## Requirements
Every line of the data that contains the string "Blob" must be copied.
>> Start Data in this exercise
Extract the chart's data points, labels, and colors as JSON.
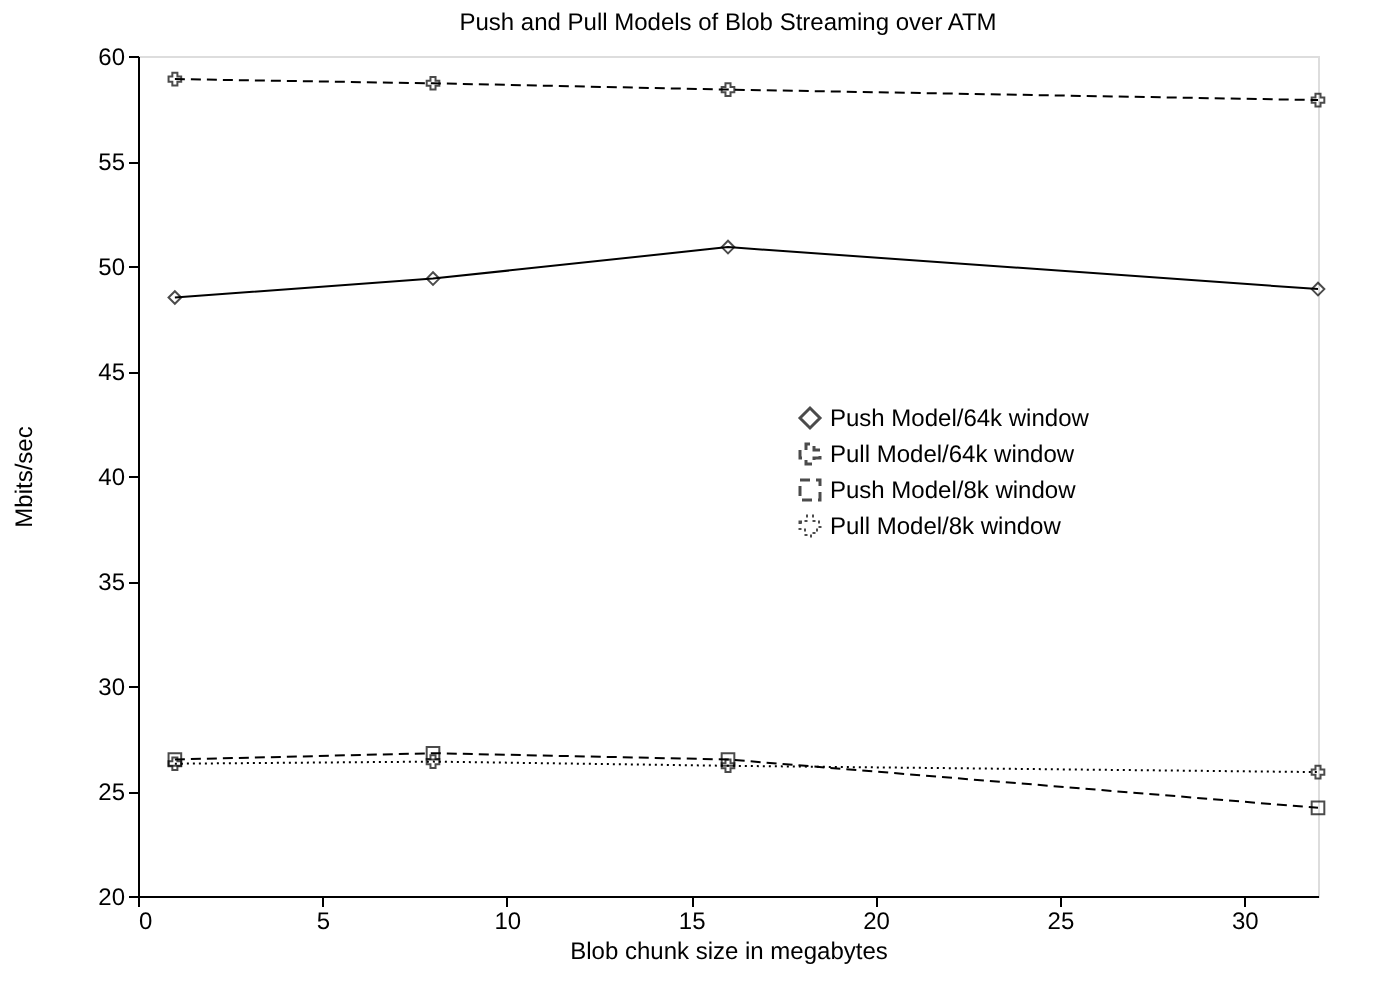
{
  "chart_data": {
    "type": "line",
    "title": "Push and Pull Models of Blob Streaming over ATM",
    "xlabel": "Blob chunk size in megabytes",
    "ylabel": "Mbits/sec",
    "x": [
      1,
      8,
      16,
      32
    ],
    "xlim": [
      0,
      32
    ],
    "xticks": [
      0,
      5,
      10,
      15,
      20,
      25,
      30
    ],
    "ylim": [
      20,
      60
    ],
    "yticks": [
      20,
      25,
      30,
      35,
      40,
      45,
      50,
      55,
      60
    ],
    "grid": false,
    "legend": "right",
    "series": [
      {
        "name": "Push Model/64k window",
        "color": "#000000",
        "marker": "diamond",
        "line_style": "solid",
        "values": [
          48.5,
          49.4,
          50.9,
          48.9
        ]
      },
      {
        "name": "Pull Model/64k window",
        "color": "#000000",
        "marker": "cross",
        "line_style": "dashed",
        "values": [
          58.9,
          58.7,
          58.4,
          57.9
        ]
      },
      {
        "name": "Push Model/8k window",
        "color": "#000000",
        "marker": "square",
        "line_style": "dashed",
        "values": [
          26.5,
          26.8,
          26.5,
          24.2
        ]
      },
      {
        "name": "Pull Model/8k window",
        "color": "#000000",
        "marker": "cross",
        "line_style": "dotted",
        "values": [
          26.3,
          26.4,
          26.2,
          25.9
        ]
      }
    ]
  }
}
>> End Data in this exercise
## Result
    "title": "Push and Pull Models of Blob Streaming over ATM",
    "xlabel": "Blob chunk size in megabytes",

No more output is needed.